• _Dataset entries_:
□ □ □ □ □
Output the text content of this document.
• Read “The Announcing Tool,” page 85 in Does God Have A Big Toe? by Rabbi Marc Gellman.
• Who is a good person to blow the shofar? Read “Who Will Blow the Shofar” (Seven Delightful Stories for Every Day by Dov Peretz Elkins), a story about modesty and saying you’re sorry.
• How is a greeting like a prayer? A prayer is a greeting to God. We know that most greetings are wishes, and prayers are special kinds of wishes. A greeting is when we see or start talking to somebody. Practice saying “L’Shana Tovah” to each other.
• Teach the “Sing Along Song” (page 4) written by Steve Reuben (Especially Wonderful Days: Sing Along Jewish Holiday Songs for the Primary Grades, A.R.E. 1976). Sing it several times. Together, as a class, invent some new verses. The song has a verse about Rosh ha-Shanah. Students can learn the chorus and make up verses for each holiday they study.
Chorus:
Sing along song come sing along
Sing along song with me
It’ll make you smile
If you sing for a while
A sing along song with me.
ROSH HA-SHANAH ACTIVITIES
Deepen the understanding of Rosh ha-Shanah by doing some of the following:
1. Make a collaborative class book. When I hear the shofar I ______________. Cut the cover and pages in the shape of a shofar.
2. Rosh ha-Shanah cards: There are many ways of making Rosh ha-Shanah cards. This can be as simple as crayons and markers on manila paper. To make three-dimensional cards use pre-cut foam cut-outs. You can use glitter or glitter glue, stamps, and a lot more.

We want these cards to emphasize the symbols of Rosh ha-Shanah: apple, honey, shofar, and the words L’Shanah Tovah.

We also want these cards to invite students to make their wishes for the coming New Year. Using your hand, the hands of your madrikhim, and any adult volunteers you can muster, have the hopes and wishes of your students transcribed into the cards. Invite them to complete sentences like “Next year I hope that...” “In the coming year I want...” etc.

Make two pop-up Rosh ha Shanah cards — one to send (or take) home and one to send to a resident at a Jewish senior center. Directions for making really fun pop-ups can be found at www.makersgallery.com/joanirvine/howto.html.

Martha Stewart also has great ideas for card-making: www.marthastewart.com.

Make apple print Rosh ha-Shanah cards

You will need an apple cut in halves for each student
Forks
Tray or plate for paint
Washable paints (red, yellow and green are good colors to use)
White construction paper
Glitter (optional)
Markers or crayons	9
□ □ □ □ □
• _Set problem_: Each line that holds the word "like" is to be copied.

• _Output of the task_:
• How is a greeting like a prayer? A prayer is a greeting to God. We know that most greetings are wishes, and prayers are special kinds of wishes. A greeting is when we see or start talking to somebody. Practice saying “L’Shana Tovah” to each other.
We also want these cards to invite students to make their wishes for the coming New Year. Using your hand, the hands of your madrikhim, and any adult volunteers you can muster, have the hopes and wishes of your students transcribed into the cards. Invite them to complete sentences like “Next year I hope that...” “In the coming year I want...” etc.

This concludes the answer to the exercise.